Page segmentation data
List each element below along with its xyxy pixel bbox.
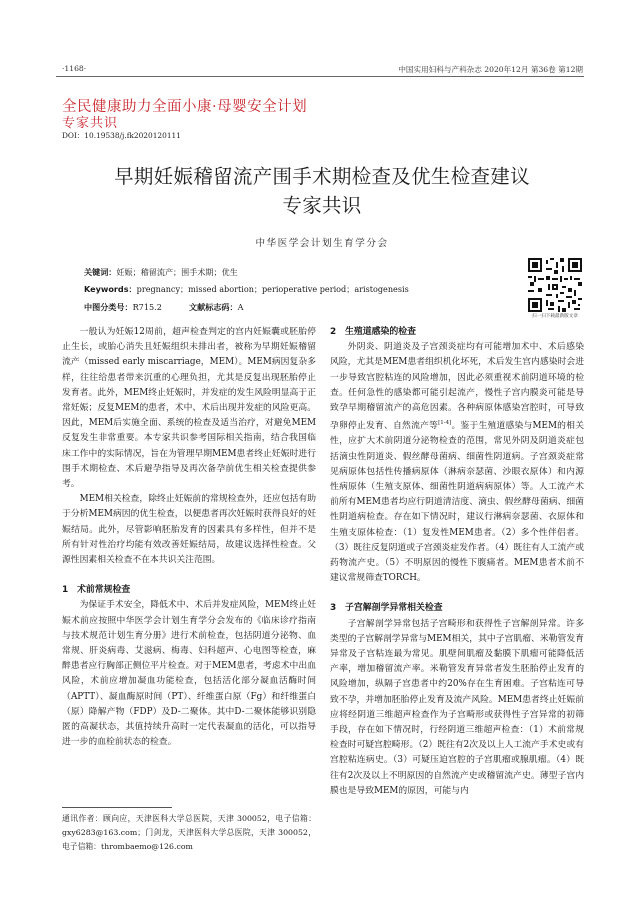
doc-code-label: 文献标志码： [189, 302, 238, 312]
article-title [62, 162, 582, 220]
keywords-cn-text: 妊娠；稽留流产；围手术期；优生 [116, 267, 238, 277]
title-line-2: 专家共识 [282, 194, 362, 217]
title-line-1: 早期妊娠稽留流产围手术期检查及优生检查建议 [114, 165, 530, 188]
article-type: 专家共识 [62, 116, 119, 131]
qr-code-icon[interactable] [528, 258, 582, 312]
series-banner: 全民健康助力全面小康·母婴安全计划 [62, 99, 308, 115]
section-1-paragraph: 为保证手术安全，降低术中、术后并发症风险，MEM终止妊娠术前应按照中华医学会计划生育学分会发布的《临床诊疗指南与技术规范计划生育分册》进行术前检查，包括阴道分泌物、血常规、肝炎病毒、艾滋病、梅毒、妇科超声、心电图等检查，麻醉患者应行胸部正侧位平片检查。对于MEM患者，考虑术中出血风险，术前应增加凝血功能检查，包括活化部分凝血活酶时间（APTT）、凝血酶原时间（PT）、纤维蛋白原（Fg）和纤维蛋白（原）降解产物（FDP）及D-二聚体。其中D-二聚体能够识别隐匿的高凝状态，其值持续升高时一定代表凝血的活化，可以指导进一步的血栓前状态的检查。 [62, 600, 316, 748]
section-2-paragraph [330, 340, 584, 586]
keywords-cn-label: 关键词： [84, 267, 117, 277]
intro-paragraph-2: MEM相关检查，除终止妊娠前的常规检查外，还应包括有助于分析MEM病因的优生检查，以便患者再次妊娠时获得良好的妊娠结局。此外，尽管影响胚胎发育的因素具有多样性，但并不是所有针对性治疗均能有效改善妊娠结局，故建议选择性检查。父源性因素相关检查不在本共识关注范围。 [62, 494, 316, 566]
section-heading-1: 1 术前常规检查 [62, 585, 131, 596]
running-header-journal: 中国实用妇科与产科杂志 2020年12月 第36卷 第12期 [398, 65, 583, 74]
footnote-rule [62, 807, 172, 808]
section-heading-3: 3 子宫解剖学异常相关检查 [330, 603, 443, 614]
classification [84, 302, 243, 313]
section-3-paragraph: 子宫解剖学异常包括子宫畸形和获得性子宫解剖异常。许多类型的子宫解剖学异常与MEM相关，其中子宫肌瘤、米勒管发育异常及子宫粘连最为常见。肌壁间肌瘤及黏膜下肌瘤可能降低活产率，增加稽留流产率。米勒管发育异常者发生胚胎停止发育的风险增加，纵隔子宫患者中约20%存在生育困难。子宫粘连可导致不孕，并增加胚胎停止发育及流产风险。MEM患者终止妊娠前应将经阴道三维超声检查作为子宫畸形或获得性子宫异常的初筛手段，存在如下情况时，行经阴道三维超声检查：（1）术前常规检查时可疑宫腔畸形。（2）既往有2次及以上人工流产手术史或有宫腔粘连病史。（3）可疑压迫宫腔的子宫肌瘤或腺肌瘤。（4）既往有2次及以上不明原因的自然流产史或稽留流产史。薄型子宫内膜也是导致MEM的原因，可能与内 [330, 618, 584, 796]
section-2-text-b: 。鉴于生殖道感染与MEM的相关性，应扩大术前阴道分泌物检查的范围，常见外阴及阴道炎症包括滴虫性阴道炎、假丝酵母菌病、细菌性阴道病。子宫颈炎症常见病原体包括性传播病原体（淋病奈瑟菌、沙眼衣原体）和内源性病原体（生殖支原体、细菌性阴道病病原体）等。人工流产术前所有MEM患者均应行阴道清洁度、滴虫、假丝酵母菌病、细菌性阴道病检查。存在如下情况时，建议行淋病奈瑟菌、衣原体和生殖支原体检查：（1）复发性MEM患者。（2）多个性伴侣者。（3）既往反复阴道或子宫颈炎症发作者。（4）既往有人工流产或药物流产史。（5）不明原因的慢性下腹痛者。MEM患者术前不建议常规筛查TORCH。 [330, 421, 584, 584]
keywords-en-label: Keywords： [84, 284, 137, 294]
citation-ref[interactable]: [1-4] [438, 420, 452, 427]
right-column [330, 325, 584, 799]
section-heading-2: 2 生殖道感染的检查 [330, 327, 417, 337]
intro-paragraph-1: 一般认为妊娠12周前，超声检查判定的宫内妊娠囊或胚胎停止生长，或胎心消失且妊娠组织未排出者，被称为早期妊娠稽留流产（missed early miscarriage，MEM）。MEM病因复杂多样，往往给患者带来沉重的心理负担，尤其是反复出现胚胎停止发育者。此外，MEM终止妊娠时，并发症的发生风险明显高于正常妊娠；反复MEM的患者，术中、术后出现并发症的风险更高。因此，MEM后实施全面、系统的检查及适当治疗，对避免MEM反复发生非常重要。本专家共识参考国际相关指南，结合我国临床工作中的实际情况，旨在为管理早期MEM患者终止妊娠时进行围手术期检查、术后避孕指导及再次备孕前优生相关检查提供参考。 [62, 327, 316, 490]
keywords-en-text: pregnancy；missed abortion；perioperative period；aristogenesis [136, 284, 409, 294]
class-no-label: 中图分类号： [84, 302, 133, 312]
keywords-cn [84, 267, 238, 278]
section-2-text-a: 外阴炎、阴道炎及子宫颈炎症均有可能增加术中、术后感染风险，尤其是MEM患者组织机化坏死，术后发生宫内感染时会进一步导致宫腔粘连的风险增加，因此必须重视术前阴道环境的检查。任何急性的感染都可能引起流产，慢性子宫内膜炎可能是导致孕早期稽留流产的高危因素。各种病原体感染宫腔时，可导致孕卵停止发育、自然流产等 [330, 342, 584, 432]
header-rule [56, 76, 584, 77]
doi: DOI：10.19538/j.fk2020120111 [62, 131, 181, 140]
keywords-en [84, 284, 409, 295]
footnote-correspondence: 通讯作者：顾向应，天津医科大学总医院，天津 300052，电子信箱：gxy6283@163.com；门剑龙，天津医科大学总医院，天津 300052，电子信箱：thrombaemo@126.com [62, 814, 316, 851]
qr-caption: 扫一扫下载最新版文章 [532, 314, 578, 319]
author: 中华医学会计划生育学分会 [255, 238, 389, 249]
doc-code: A [237, 302, 244, 312]
page-number: ·1168· [62, 64, 87, 73]
class-no: R715.2 [132, 302, 162, 312]
left-column [62, 325, 316, 750]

### Exercise
Your job is to copy each entry exactly as written; the pictures do not go in.

### Final answer
List each element below along with its xyxy pixel bbox.
doc-code-label: 文献标志码： [189, 302, 238, 312]
article-title [62, 162, 582, 220]
keywords-cn-text: 妊娠；稽留流产；围手术期；优生 [116, 267, 238, 277]
title-line-2: 专家共识 [282, 194, 362, 217]
title-line-1: 早期妊娠稽留流产围手术期检查及优生检查建议 [114, 165, 530, 188]
article-type: 专家共识 [62, 116, 119, 131]
qr-code-icon[interactable] [528, 258, 582, 312]
series-banner: 全民健康助力全面小康·母婴安全计划 [62, 99, 308, 115]
section-1-paragraph: 为保证手术安全，降低术中、术后并发症风险，MEM终止妊娠术前应按照中华医学会计划生育学分会发布的《临床诊疗指南与技术规范计划生育分册》进行术前检查，包括阴道分泌物、血常规、肝炎病毒、艾滋病、梅毒、妇科超声、心电图等检查，麻醉患者应行胸部正侧位平片检查。对于MEM患者，考虑术中出血风险，术前应增加凝血功能检查，包括活化部分凝血活酶时间（APTT）、凝血酶原时间（PT）、纤维蛋白原（Fg）和纤维蛋白（原）降解产物（FDP）及D-二聚体。其中D-二聚体能够识别隐匿的高凝状态，其值持续升高时一定代表凝血的活化，可以指导进一步的血栓前状态的检查。 [62, 600, 316, 748]
section-2-paragraph [330, 340, 584, 586]
keywords-cn-label: 关键词： [84, 267, 117, 277]
intro-paragraph-2: MEM相关检查，除终止妊娠前的常规检查外，还应包括有助于分析MEM病因的优生检查，以便患者再次妊娠时获得良好的妊娠结局。此外，尽管影响胚胎发育的因素具有多样性，但并不是所有针对性治疗均能有效改善妊娠结局，故建议选择性检查。父源性因素相关检查不在本共识关注范围。 [62, 494, 316, 566]
section-heading-1: 1 术前常规检查 [62, 585, 131, 596]
running-header-journal: 中国实用妇科与产科杂志 2020年12月 第36卷 第12期 [398, 65, 583, 74]
footnote-rule [62, 807, 172, 808]
section-heading-3: 3 子宫解剖学异常相关检查 [330, 603, 443, 614]
classification [84, 302, 243, 313]
section-3-paragraph: 子宫解剖学异常包括子宫畸形和获得性子宫解剖异常。许多类型的子宫解剖学异常与MEM相关，其中子宫肌瘤、米勒管发育异常及子宫粘连最为常见。肌壁间肌瘤及黏膜下肌瘤可能降低活产率，增加稽留流产率。米勒管发育异常者发生胚胎停止发育的风险增加，纵隔子宫患者中约20%存在生育困难。子宫粘连可导致不孕，并增加胚胎停止发育及流产风险。MEM患者终止妊娠前应将经阴道三维超声检查作为子宫畸形或获得性子宫异常的初筛手段，存在如下情况时，行经阴道三维超声检查：（1）术前常规检查时可疑宫腔畸形。（2）既往有2次及以上人工流产手术史或有宫腔粘连病史。（3）可疑压迫宫腔的子宫肌瘤或腺肌瘤。（4）既往有2次及以上不明原因的自然流产史或稽留流产史。薄型子宫内膜也是导致MEM的原因，可能与内 [330, 618, 584, 796]
section-2-text-b: 。鉴于生殖道感染与MEM的相关性，应扩大术前阴道分泌物检查的范围，常见外阴及阴道炎症包括滴虫性阴道炎、假丝酵母菌病、细菌性阴道病。子宫颈炎症常见病原体包括性传播病原体（淋病奈瑟菌、沙眼衣原体）和内源性病原体（生殖支原体、细菌性阴道病病原体）等。人工流产术前所有MEM患者均应行阴道清洁度、滴虫、假丝酵母菌病、细菌性阴道病检查。存在如下情况时，建议行淋病奈瑟菌、衣原体和生殖支原体检查：（1）复发性MEM患者。（2）多个性伴侣者。（3）既往反复阴道或子宫颈炎症发作者。（4）既往有人工流产或药物流产史。（5）不明原因的慢性下腹痛者。MEM患者术前不建议常规筛查TORCH。 [330, 421, 584, 584]
keywords-en-label: Keywords： [84, 284, 137, 294]
citation-ref[interactable]: [1-4] [438, 420, 452, 427]
right-column [330, 325, 584, 799]
section-heading-2: 2 生殖道感染的检查 [330, 327, 417, 337]
intro-paragraph-1: 一般认为妊娠12周前，超声检查判定的宫内妊娠囊或胚胎停止生长，或胎心消失且妊娠组织未排出者，被称为早期妊娠稽留流产（missed early miscarriage，MEM）。MEM病因复杂多样，往往给患者带来沉重的心理负担，尤其是反复出现胚胎停止发育者。此外，MEM终止妊娠时，并发症的发生风险明显高于正常妊娠；反复MEM的患者，术中、术后出现并发症的风险更高。因此，MEM后实施全面、系统的检查及适当治疗，对避免MEM反复发生非常重要。本专家共识参考国际相关指南，结合我国临床工作中的实际情况，旨在为管理早期MEM患者终止妊娠时进行围手术期检查、术后避孕指导及再次备孕前优生相关检查提供参考。 [62, 327, 316, 490]
keywords-en-text: pregnancy；missed abortion；perioperative period；aristogenesis [136, 284, 409, 294]
class-no-label: 中图分类号： [84, 302, 133, 312]
keywords-cn [84, 267, 238, 278]
section-2-text-a: 外阴炎、阴道炎及子宫颈炎症均有可能增加术中、术后感染风险，尤其是MEM患者组织机化坏死，术后发生宫内感染时会进一步导致宫腔粘连的风险增加，因此必须重视术前阴道环境的检查。任何急性的感染都可能引起流产，慢性子宫内膜炎可能是导致孕早期稽留流产的高危因素。各种病原体感染宫腔时，可导致孕卵停止发育、自然流产等 [330, 342, 584, 432]
header-rule [56, 76, 584, 77]
doi: DOI：10.19538/j.fk2020120111 [62, 131, 181, 140]
keywords-en [84, 284, 409, 295]
footnote-correspondence: 通讯作者：顾向应，天津医科大学总医院，天津 300052，电子信箱：gxy6283@163.com；门剑龙，天津医科大学总医院，天津 300052，电子信箱：thrombaemo@126.com [62, 814, 316, 851]
qr-caption: 扫一扫下载最新版文章 [532, 314, 578, 319]
author: 中华医学会计划生育学分会 [255, 238, 389, 249]
doc-code: A [237, 302, 244, 312]
page-number: ·1168· [62, 64, 87, 73]
class-no: R715.2 [132, 302, 162, 312]
left-column [62, 325, 316, 750]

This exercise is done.